◆ WHAT IS EXPECTED ◆
Write out the entries verbatim and leave the images out of the copy.

◆ DATA PROVIDED ◆
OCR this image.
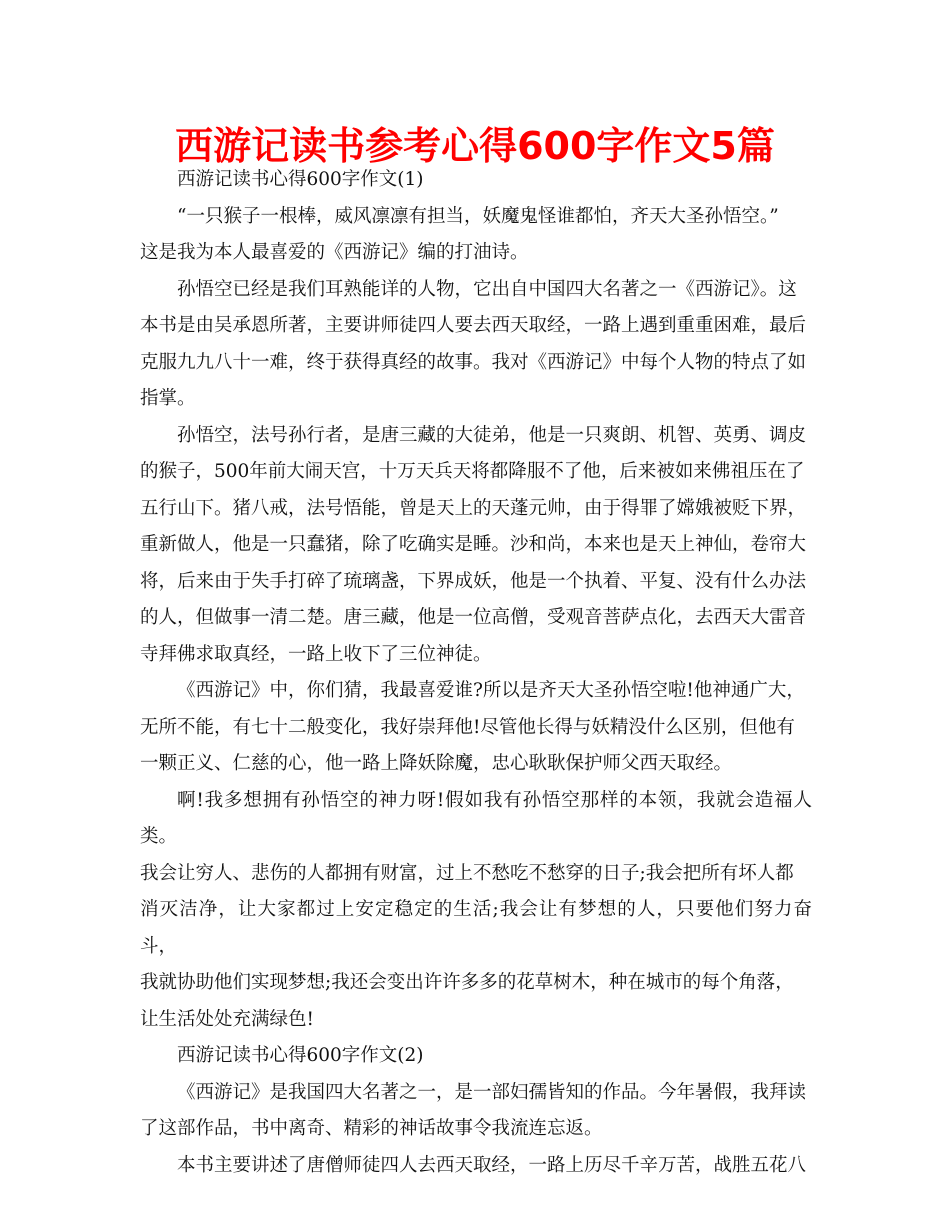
西游记读书参考心得600字作文5篇

西游记读书心得600字作文(1)

“一只猴子一根棒，威风凛凛有担当，妖魔鬼怪谁都怕，齐天大圣孙悟空。”
这是我为本人最喜爱的《西游记》编的打油诗。

孙悟空已经是我们耳熟能详的人物，它出自中国四大名著之一《西游记》。这
本书是由吴承恩所著，主要讲师徒四人要去西天取经，一路上遇到重重困难，最后
克服九九八十一难，终于获得真经的故事。我对《西游记》中每个人物的特点了如
指掌。

孙悟空，法号孙行者，是唐三藏的大徒弟，他是一只爽朗、机智、英勇、调皮
的猴子，500年前大闹天宫，十万天兵天将都降服不了他，后来被如来佛祖压在了
五行山下。猪八戒，法号悟能，曾是天上的天蓬元帅，由于得罪了嫦娥被贬下界，
重新做人，他是一只蠢猪，除了吃确实是睡。沙和尚，本来也是天上神仙，卷帘大
将，后来由于失手打碎了琉璃盏，下界成妖，他是一个执着、平复、没有什么办法
的人，但做事一清二楚。唐三藏，他是一位高僧，受观音菩萨点化，去西天大雷音
寺拜佛求取真经，一路上收下了三位神徒。

《西游记》中，你们猜，我最喜爱谁?所以是齐天大圣孙悟空啦!他神通广大，
无所不能，有七十二般变化，我好崇拜他!尽管他长得与妖精没什么区别，但他有
一颗正义、仁慈的心，他一路上降妖除魔，忠心耿耿保护师父西天取经。

啊!我多想拥有孙悟空的神力呀!假如我有孙悟空那样的本领，我就会造福人类。
我会让穷人、悲伤的人都拥有财富，过上不愁吃不愁穿的日子;我会把所有坏人都
消灭洁净，让大家都过上安定稳定的生活;我会让有梦想的人，只要他们努力奋斗，
我就协助他们实现梦想;我还会变出许许多多的花草树木，种在城市的每个角落，
让生活处处充满绿色!

西游记读书心得600字作文(2)

《西游记》是我国四大名著之一，是一部妇孺皆知的作品。今年暑假，我拜读
了这部作品，书中离奇、精彩的神话故事令我流连忘返。

本书主要讲述了唐僧师徒四人去西天取经，一路上历尽千辛万苦，战胜五花八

◆ THE RESULT ◆
OCR this image.
西游记读书参考心得600字作文5篇

西游记读书心得600字作文(1)

“一只猴子一根棒，威风凛凛有担当，妖魔鬼怪谁都怕，齐天大圣孙悟空。”
这是我为本人最喜爱的《西游记》编的打油诗。

孙悟空已经是我们耳熟能详的人物，它出自中国四大名著之一《西游记》。这
本书是由吴承恩所著，主要讲师徒四人要去西天取经，一路上遇到重重困难，最后
克服九九八十一难，终于获得真经的故事。我对《西游记》中每个人物的特点了如
指掌。

孙悟空，法号孙行者，是唐三藏的大徒弟，他是一只爽朗、机智、英勇、调皮
的猴子，500年前大闹天宫，十万天兵天将都降服不了他，后来被如来佛祖压在了
五行山下。猪八戒，法号悟能，曾是天上的天蓬元帅，由于得罪了嫦娥被贬下界，
重新做人，他是一只蠢猪，除了吃确实是睡。沙和尚，本来也是天上神仙，卷帘大
将，后来由于失手打碎了琉璃盏，下界成妖，他是一个执着、平复、没有什么办法
的人，但做事一清二楚。唐三藏，他是一位高僧，受观音菩萨点化，去西天大雷音
寺拜佛求取真经，一路上收下了三位神徒。

《西游记》中，你们猜，我最喜爱谁?所以是齐天大圣孙悟空啦!他神通广大，
无所不能，有七十二般变化，我好崇拜他!尽管他长得与妖精没什么区别，但他有
一颗正义、仁慈的心，他一路上降妖除魔，忠心耿耿保护师父西天取经。

啊!我多想拥有孙悟空的神力呀!假如我有孙悟空那样的本领，我就会造福人类。
我会让穷人、悲伤的人都拥有财富，过上不愁吃不愁穿的日子;我会把所有坏人都
消灭洁净，让大家都过上安定稳定的生活;我会让有梦想的人，只要他们努力奋斗，
我就协助他们实现梦想;我还会变出许许多多的花草树木，种在城市的每个角落，
让生活处处充满绿色!

西游记读书心得600字作文(2)

《西游记》是我国四大名著之一，是一部妇孺皆知的作品。今年暑假，我拜读
了这部作品，书中离奇、精彩的神话故事令我流连忘返。

本书主要讲述了唐僧师徒四人去西天取经，一路上历尽千辛万苦，战胜五花八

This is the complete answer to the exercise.